### Figure contents as structured data

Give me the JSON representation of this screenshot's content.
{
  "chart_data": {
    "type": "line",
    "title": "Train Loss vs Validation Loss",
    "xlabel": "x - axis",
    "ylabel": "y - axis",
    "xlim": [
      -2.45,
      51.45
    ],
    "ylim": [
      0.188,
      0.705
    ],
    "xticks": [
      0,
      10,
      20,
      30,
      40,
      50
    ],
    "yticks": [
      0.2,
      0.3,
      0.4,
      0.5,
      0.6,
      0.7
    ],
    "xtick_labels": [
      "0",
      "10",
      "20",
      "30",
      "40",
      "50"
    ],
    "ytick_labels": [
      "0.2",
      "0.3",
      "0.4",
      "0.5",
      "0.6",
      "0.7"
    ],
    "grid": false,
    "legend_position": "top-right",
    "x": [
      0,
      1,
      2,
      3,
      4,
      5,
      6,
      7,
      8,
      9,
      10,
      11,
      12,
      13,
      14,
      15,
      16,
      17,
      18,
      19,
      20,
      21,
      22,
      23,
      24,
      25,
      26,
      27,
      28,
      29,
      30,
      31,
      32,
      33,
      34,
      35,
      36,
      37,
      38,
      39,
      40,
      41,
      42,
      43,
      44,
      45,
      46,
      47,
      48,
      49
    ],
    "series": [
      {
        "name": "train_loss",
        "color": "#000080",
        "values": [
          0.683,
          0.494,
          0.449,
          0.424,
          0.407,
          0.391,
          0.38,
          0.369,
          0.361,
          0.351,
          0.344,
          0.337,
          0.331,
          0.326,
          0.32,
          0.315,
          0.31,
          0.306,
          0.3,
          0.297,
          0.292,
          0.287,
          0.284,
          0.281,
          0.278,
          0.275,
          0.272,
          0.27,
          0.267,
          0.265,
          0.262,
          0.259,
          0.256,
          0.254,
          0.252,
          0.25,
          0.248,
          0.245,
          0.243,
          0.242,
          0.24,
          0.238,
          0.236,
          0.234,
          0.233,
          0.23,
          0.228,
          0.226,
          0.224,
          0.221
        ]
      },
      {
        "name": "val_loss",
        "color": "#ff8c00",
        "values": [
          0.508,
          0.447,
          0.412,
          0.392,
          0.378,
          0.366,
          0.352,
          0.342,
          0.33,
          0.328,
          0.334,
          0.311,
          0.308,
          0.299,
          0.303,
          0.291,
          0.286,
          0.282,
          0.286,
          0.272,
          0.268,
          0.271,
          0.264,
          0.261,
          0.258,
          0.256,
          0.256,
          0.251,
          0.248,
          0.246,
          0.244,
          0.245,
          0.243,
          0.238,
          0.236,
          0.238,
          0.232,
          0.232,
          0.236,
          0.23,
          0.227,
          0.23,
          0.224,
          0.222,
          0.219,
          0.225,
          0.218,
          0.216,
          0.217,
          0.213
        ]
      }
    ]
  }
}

### Objective
Reproduce the data in full, exactly as presented.

### Output below
Give me the JSON representation of this screenshot's content.
{
  "chart_data": {
    "type": "line",
    "title": "Train Loss vs Validation Loss",
    "xlabel": "x - axis",
    "ylabel": "y - axis",
    "xlim": [
      -2.45,
      51.45
    ],
    "ylim": [
      0.188,
      0.705
    ],
    "xticks": [
      0,
      10,
      20,
      30,
      40,
      50
    ],
    "yticks": [
      0.2,
      0.3,
      0.4,
      0.5,
      0.6,
      0.7
    ],
    "xtick_labels": [
      "0",
      "10",
      "20",
      "30",
      "40",
      "50"
    ],
    "ytick_labels": [
      "0.2",
      "0.3",
      "0.4",
      "0.5",
      "0.6",
      "0.7"
    ],
    "grid": false,
    "legend_position": "top-right",
    "x": [
      0,
      1,
      2,
      3,
      4,
      5,
      6,
      7,
      8,
      9,
      10,
      11,
      12,
      13,
      14,
      15,
      16,
      17,
      18,
      19,
      20,
      21,
      22,
      23,
      24,
      25,
      26,
      27,
      28,
      29,
      30,
      31,
      32,
      33,
      34,
      35,
      36,
      37,
      38,
      39,
      40,
      41,
      42,
      43,
      44,
      45,
      46,
      47,
      48,
      49
    ],
    "series": [
      {
        "name": "train_loss",
        "color": "#000080",
        "values": [
          0.683,
          0.494,
          0.449,
          0.424,
          0.407,
          0.391,
          0.38,
          0.369,
          0.361,
          0.351,
          0.344,
          0.337,
          0.331,
          0.326,
          0.32,
          0.315,
          0.31,
          0.306,
          0.3,
          0.297,
          0.292,
          0.287,
          0.284,
          0.281,
          0.278,
          0.275,
          0.272,
          0.27,
          0.267,
          0.265,
          0.262,
          0.259,
          0.256,
          0.254,
          0.252,
          0.25,
          0.248,
          0.245,
          0.243,
          0.242,
          0.24,
          0.238,
          0.236,
          0.234,
          0.233,
          0.23,
          0.228,
          0.226,
          0.224,
          0.221
        ]
      },
      {
        "name": "val_loss",
        "color": "#ff8c00",
        "values": [
          0.508,
          0.447,
          0.412,
          0.392,
          0.378,
          0.366,
          0.352,
          0.342,
          0.33,
          0.328,
          0.334,
          0.311,
          0.308,
          0.299,
          0.303,
          0.291,
          0.286,
          0.282,
          0.286,
          0.272,
          0.268,
          0.271,
          0.264,
          0.261,
          0.258,
          0.256,
          0.256,
          0.251,
          0.248,
          0.246,
          0.244,
          0.245,
          0.243,
          0.238,
          0.236,
          0.238,
          0.232,
          0.232,
          0.236,
          0.23,
          0.227,
          0.23,
          0.224,
          0.222,
          0.219,
          0.225,
          0.218,
          0.216,
          0.217,
          0.213
        ]
      }
    ]
  }
}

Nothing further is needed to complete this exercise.